-------- SOURCE RECORDS

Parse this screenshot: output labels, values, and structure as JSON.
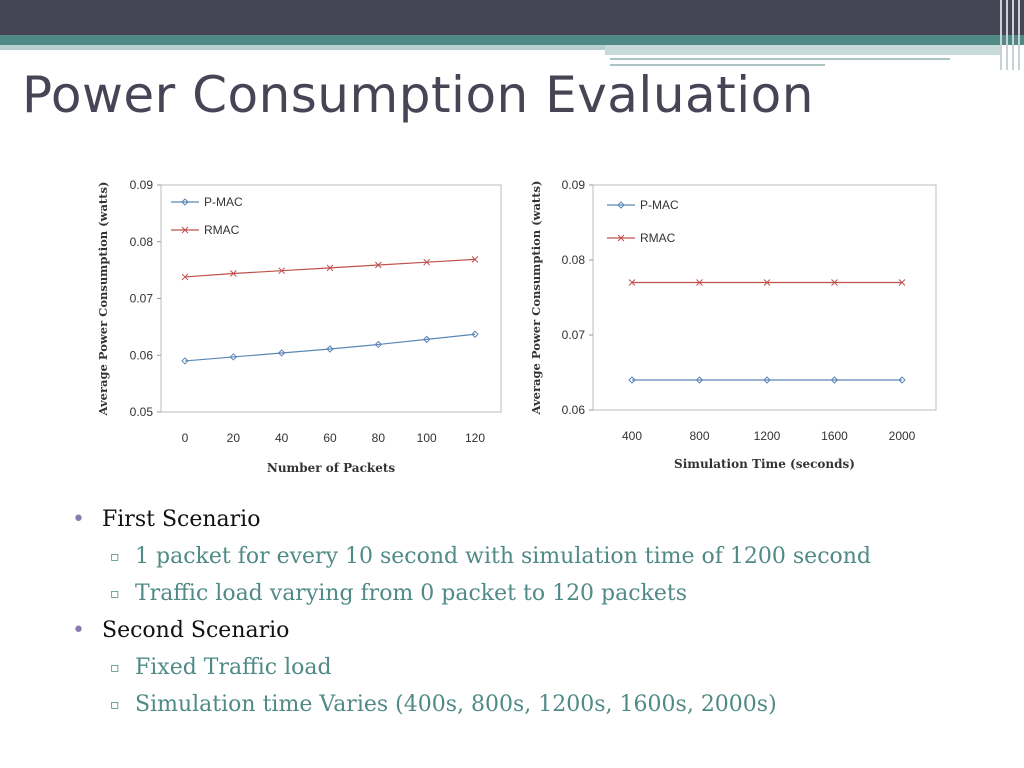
{
  "slide": {
    "title": "Power Consumption Evaluation",
    "bullets": [
      {
        "text": "First Scenario",
        "subs": [
          "1 packet for every 10 second with simulation time of 1200 second",
          "Traffic load varying from 0 packet to 120 packets"
        ]
      },
      {
        "text": "Second Scenario",
        "subs": [
          "Fixed Traffic load",
          "Simulation time Varies (400s, 800s, 1200s, 1600s, 2000s)"
        ]
      }
    ]
  },
  "colors": {
    "pmac": "#5b87b5",
    "rmac": "#c0504d",
    "title": "#454555",
    "accent": "#4f8a86"
  },
  "chart_data": [
    {
      "type": "line",
      "xlabel": "Number of Packets",
      "ylabel": "Average Power Consumption (watts)",
      "x": [
        0,
        20,
        40,
        60,
        80,
        100,
        120
      ],
      "x_ticks": [
        "0",
        "20",
        "40",
        "60",
        "80",
        "100",
        "120"
      ],
      "y_ticks": [
        "0.05",
        "0.06",
        "0.07",
        "0.08",
        "0.09"
      ],
      "ylim": [
        0.05,
        0.09
      ],
      "legend": "top-left",
      "grid": false,
      "series": [
        {
          "name": "P-MAC",
          "values": [
            0.059,
            0.0597,
            0.0604,
            0.0611,
            0.0619,
            0.0628,
            0.0637
          ]
        },
        {
          "name": "RMAC",
          "values": [
            0.0738,
            0.0744,
            0.0749,
            0.0754,
            0.0759,
            0.0764,
            0.0769
          ]
        }
      ]
    },
    {
      "type": "line",
      "xlabel": "Simulation Time (seconds)",
      "ylabel": "Average Power Consumption (watts)",
      "x": [
        400,
        800,
        1200,
        1600,
        2000
      ],
      "x_ticks": [
        "400",
        "800",
        "1200",
        "1600",
        "2000"
      ],
      "y_ticks": [
        "0.06",
        "0.07",
        "0.08",
        "0.09"
      ],
      "ylim": [
        0.06,
        0.09
      ],
      "legend": "top-left",
      "grid": false,
      "series": [
        {
          "name": "P-MAC",
          "values": [
            0.064,
            0.064,
            0.064,
            0.064,
            0.064
          ]
        },
        {
          "name": "RMAC",
          "values": [
            0.077,
            0.077,
            0.077,
            0.077,
            0.077
          ]
        }
      ]
    }
  ]
}
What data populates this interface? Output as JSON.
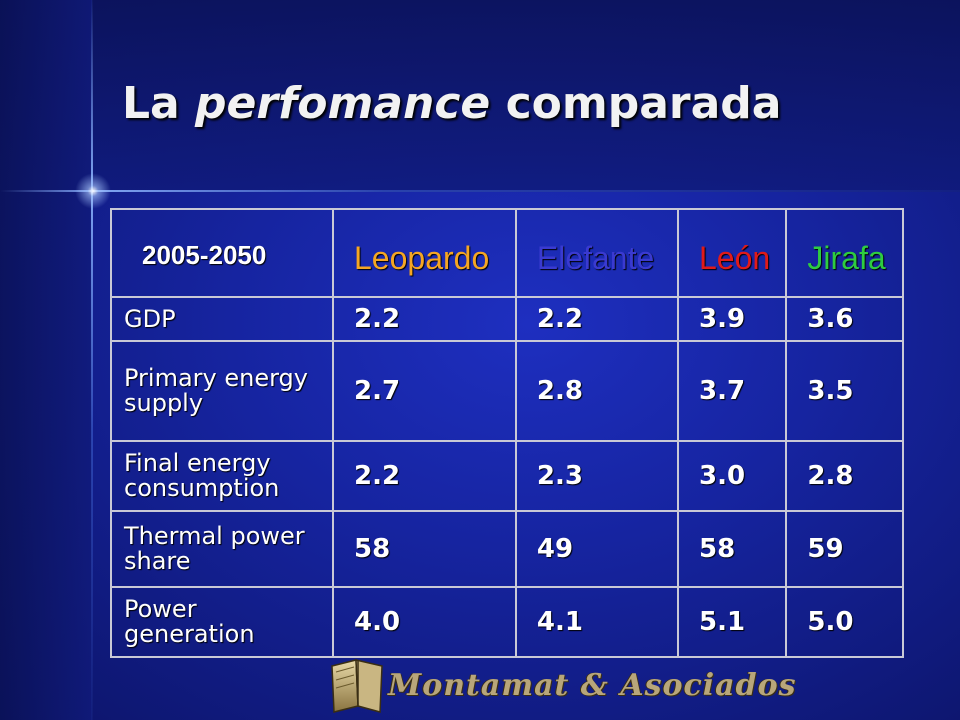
{
  "slide": {
    "title_part1": "La ",
    "title_italic": "perfomance",
    "title_part2": " comparada"
  },
  "table": {
    "corner": "2005-2050",
    "headers": [
      {
        "label": "Leopardo",
        "color": "#f5a623"
      },
      {
        "label": "Elefante",
        "color": "#3a3ad0"
      },
      {
        "label": "León",
        "color": "#e01a1a"
      },
      {
        "label": "Jirafa",
        "color": "#2ecc40"
      }
    ],
    "rows": [
      {
        "label": "GDP",
        "values": [
          "2.2",
          "2.2",
          "3.9",
          "3.6"
        ]
      },
      {
        "label": "Primary energy supply",
        "values": [
          "2.7",
          "2.8",
          "3.7",
          "3.5"
        ]
      },
      {
        "label": "Final energy consumption",
        "values": [
          "2.2",
          "2.3",
          "3.0",
          "2.8"
        ]
      },
      {
        "label": "Thermal power share",
        "values": [
          "58",
          "49",
          "58",
          "59"
        ]
      },
      {
        "label": "Power generation",
        "values": [
          "4.0",
          "4.1",
          "5.1",
          "5.0"
        ]
      }
    ]
  },
  "logo": {
    "text": "Montamat & Asociados",
    "icon": "book-logo-icon",
    "color": "#b8a67a"
  }
}
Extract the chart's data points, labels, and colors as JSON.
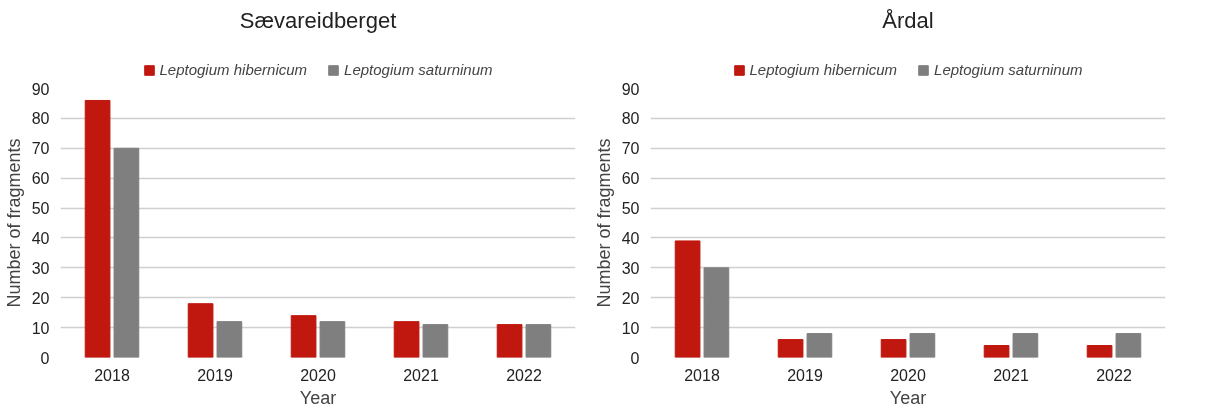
{
  "chart_data": [
    {
      "type": "bar",
      "title": "Sævareidberget",
      "xlabel": "Year",
      "ylabel": "Number of fragments",
      "categories": [
        "2018",
        "2019",
        "2020",
        "2021",
        "2022"
      ],
      "series": [
        {
          "name": "Leptogium hibernicum",
          "color": "#c0170f",
          "values": [
            86,
            18,
            14,
            12,
            11
          ]
        },
        {
          "name": "Leptogium saturninum",
          "color": "#7f7f7f",
          "values": [
            70,
            12,
            12,
            11,
            11
          ]
        }
      ],
      "ylim": [
        0,
        90
      ],
      "yticks": [
        0,
        10,
        20,
        30,
        40,
        50,
        60,
        70,
        80,
        90
      ],
      "grid": "y",
      "legend": "top"
    },
    {
      "type": "bar",
      "title": "Årdal",
      "xlabel": "Year",
      "ylabel": "Number of fragments",
      "categories": [
        "2018",
        "2019",
        "2020",
        "2021",
        "2022"
      ],
      "series": [
        {
          "name": "Leptogium hibernicum",
          "color": "#c0170f",
          "values": [
            39,
            6,
            6,
            4,
            4
          ]
        },
        {
          "name": "Leptogium saturninum",
          "color": "#7f7f7f",
          "values": [
            30,
            8,
            8,
            8,
            8
          ]
        }
      ],
      "ylim": [
        0,
        90
      ],
      "yticks": [
        0,
        10,
        20,
        30,
        40,
        50,
        60,
        70,
        80,
        90
      ],
      "grid": "y",
      "legend": "top"
    }
  ]
}
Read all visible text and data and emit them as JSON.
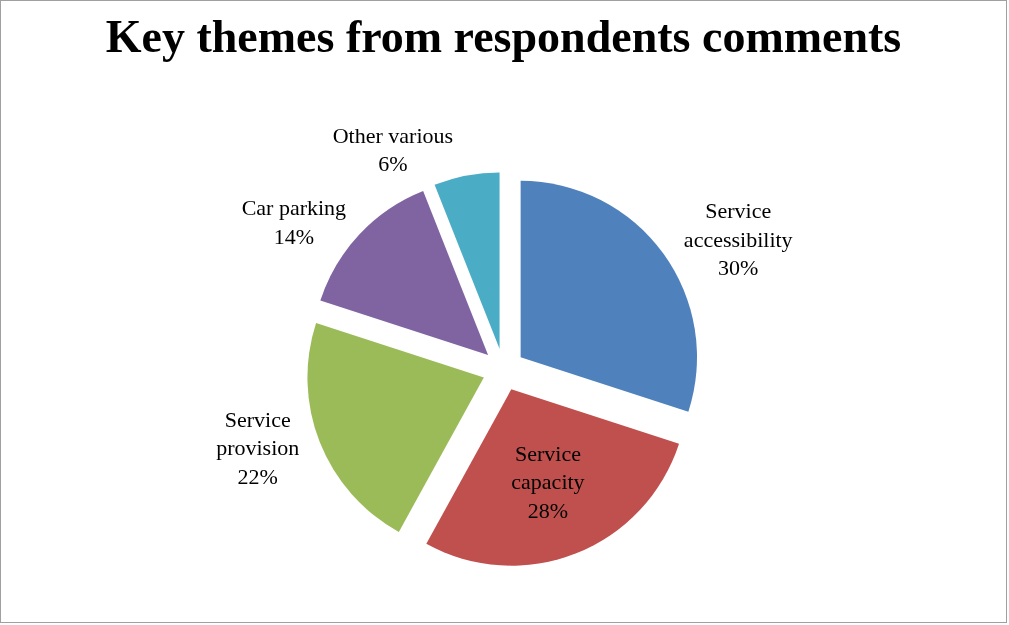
{
  "chart_data": {
    "type": "pie",
    "title": "Key themes from respondents comments",
    "categories": [
      "Service accessibility",
      "Service capacity",
      "Service provision",
      "Car parking",
      "Other various"
    ],
    "values": [
      30,
      28,
      22,
      14,
      6
    ],
    "value_labels": [
      "30%",
      "28%",
      "22%",
      "14%",
      "6%"
    ],
    "colors": [
      "#4f81bd",
      "#c0504d",
      "#9bbb59",
      "#8064a2",
      "#4bacc6"
    ],
    "legend": false
  }
}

----------------

Output all the records, word for word, with no pictures in the copy.

[WRITTEN ANSWER]
Parse this screenshot: output labels, values, and structure as JSON.
{
  "slide": {
    "title": "Power Consumption Evaluation",
    "bullets": [
      {
        "text": "First Scenario",
        "subs": [
          "1 packet for every 10 second with simulation time of 1200 second",
          "Traffic load varying from 0 packet to 120 packets"
        ]
      },
      {
        "text": "Second Scenario",
        "subs": [
          "Fixed Traffic load",
          "Simulation time Varies (400s, 800s, 1200s, 1600s, 2000s)"
        ]
      }
    ]
  },
  "colors": {
    "pmac": "#5b87b5",
    "rmac": "#c0504d",
    "title": "#454555",
    "accent": "#4f8a86"
  },
  "chart_data": [
    {
      "type": "line",
      "xlabel": "Number of Packets",
      "ylabel": "Average Power Consumption (watts)",
      "x": [
        0,
        20,
        40,
        60,
        80,
        100,
        120
      ],
      "x_ticks": [
        "0",
        "20",
        "40",
        "60",
        "80",
        "100",
        "120"
      ],
      "y_ticks": [
        "0.05",
        "0.06",
        "0.07",
        "0.08",
        "0.09"
      ],
      "ylim": [
        0.05,
        0.09
      ],
      "legend": "top-left",
      "grid": false,
      "series": [
        {
          "name": "P-MAC",
          "values": [
            0.059,
            0.0597,
            0.0604,
            0.0611,
            0.0619,
            0.0628,
            0.0637
          ]
        },
        {
          "name": "RMAC",
          "values": [
            0.0738,
            0.0744,
            0.0749,
            0.0754,
            0.0759,
            0.0764,
            0.0769
          ]
        }
      ]
    },
    {
      "type": "line",
      "xlabel": "Simulation Time (seconds)",
      "ylabel": "Average Power Consumption (watts)",
      "x": [
        400,
        800,
        1200,
        1600,
        2000
      ],
      "x_ticks": [
        "400",
        "800",
        "1200",
        "1600",
        "2000"
      ],
      "y_ticks": [
        "0.06",
        "0.07",
        "0.08",
        "0.09"
      ],
      "ylim": [
        0.06,
        0.09
      ],
      "legend": "top-left",
      "grid": false,
      "series": [
        {
          "name": "P-MAC",
          "values": [
            0.064,
            0.064,
            0.064,
            0.064,
            0.064
          ]
        },
        {
          "name": "RMAC",
          "values": [
            0.077,
            0.077,
            0.077,
            0.077,
            0.077
          ]
        }
      ]
    }
  ]
}
What data populates this interface? Output as JSON.
{
  "slide": {
    "title_part1": "La ",
    "title_italic": "perfomance",
    "title_part2": " comparada"
  },
  "table": {
    "corner": "2005-2050",
    "headers": [
      {
        "label": "Leopardo",
        "color": "#f5a623"
      },
      {
        "label": "Elefante",
        "color": "#3a3ad0"
      },
      {
        "label": "León",
        "color": "#e01a1a"
      },
      {
        "label": "Jirafa",
        "color": "#2ecc40"
      }
    ],
    "rows": [
      {
        "label": "GDP",
        "values": [
          "2.2",
          "2.2",
          "3.9",
          "3.6"
        ]
      },
      {
        "label": "Primary energy supply",
        "values": [
          "2.7",
          "2.8",
          "3.7",
          "3.5"
        ]
      },
      {
        "label": "Final energy consumption",
        "values": [
          "2.2",
          "2.3",
          "3.0",
          "2.8"
        ]
      },
      {
        "label": "Thermal power share",
        "values": [
          "58",
          "49",
          "58",
          "59"
        ]
      },
      {
        "label": "Power generation",
        "values": [
          "4.0",
          "4.1",
          "5.1",
          "5.0"
        ]
      }
    ]
  },
  "logo": {
    "text": "Montamat & Asociados",
    "icon": "book-logo-icon",
    "color": "#b8a67a"
  }
}
Extract the chart's data points, labels, and colors as JSON.
{
  "chart_data": [
    {
      "type": "bar",
      "title": "Sævareidberget",
      "xlabel": "Year",
      "ylabel": "Number of fragments",
      "categories": [
        "2018",
        "2019",
        "2020",
        "2021",
        "2022"
      ],
      "series": [
        {
          "name": "Leptogium hibernicum",
          "color": "#c0170f",
          "values": [
            86,
            18,
            14,
            12,
            11
          ]
        },
        {
          "name": "Leptogium saturninum",
          "color": "#7f7f7f",
          "values": [
            70,
            12,
            12,
            11,
            11
          ]
        }
      ],
      "ylim": [
        0,
        90
      ],
      "yticks": [
        0,
        10,
        20,
        30,
        40,
        50,
        60,
        70,
        80,
        90
      ],
      "grid": "y",
      "legend": "top"
    },
    {
      "type": "bar",
      "title": "Årdal",
      "xlabel": "Year",
      "ylabel": "Number of fragments",
      "categories": [
        "2018",
        "2019",
        "2020",
        "2021",
        "2022"
      ],
      "series": [
        {
          "name": "Leptogium hibernicum",
          "color": "#c0170f",
          "values": [
            39,
            6,
            6,
            4,
            4
          ]
        },
        {
          "name": "Leptogium saturninum",
          "color": "#7f7f7f",
          "values": [
            30,
            8,
            8,
            8,
            8
          ]
        }
      ],
      "ylim": [
        0,
        90
      ],
      "yticks": [
        0,
        10,
        20,
        30,
        40,
        50,
        60,
        70,
        80,
        90
      ],
      "grid": "y",
      "legend": "top"
    }
  ]
}
Read all visible text and data and emit them as JSON.
{
  "chart_data": {
    "type": "pie",
    "title": "Key themes from respondents comments",
    "categories": [
      "Service accessibility",
      "Service capacity",
      "Service provision",
      "Car parking",
      "Other various"
    ],
    "values": [
      30,
      28,
      22,
      14,
      6
    ],
    "value_labels": [
      "30%",
      "28%",
      "22%",
      "14%",
      "6%"
    ],
    "colors": [
      "#4f81bd",
      "#c0504d",
      "#9bbb59",
      "#8064a2",
      "#4bacc6"
    ],
    "legend": false
  }
}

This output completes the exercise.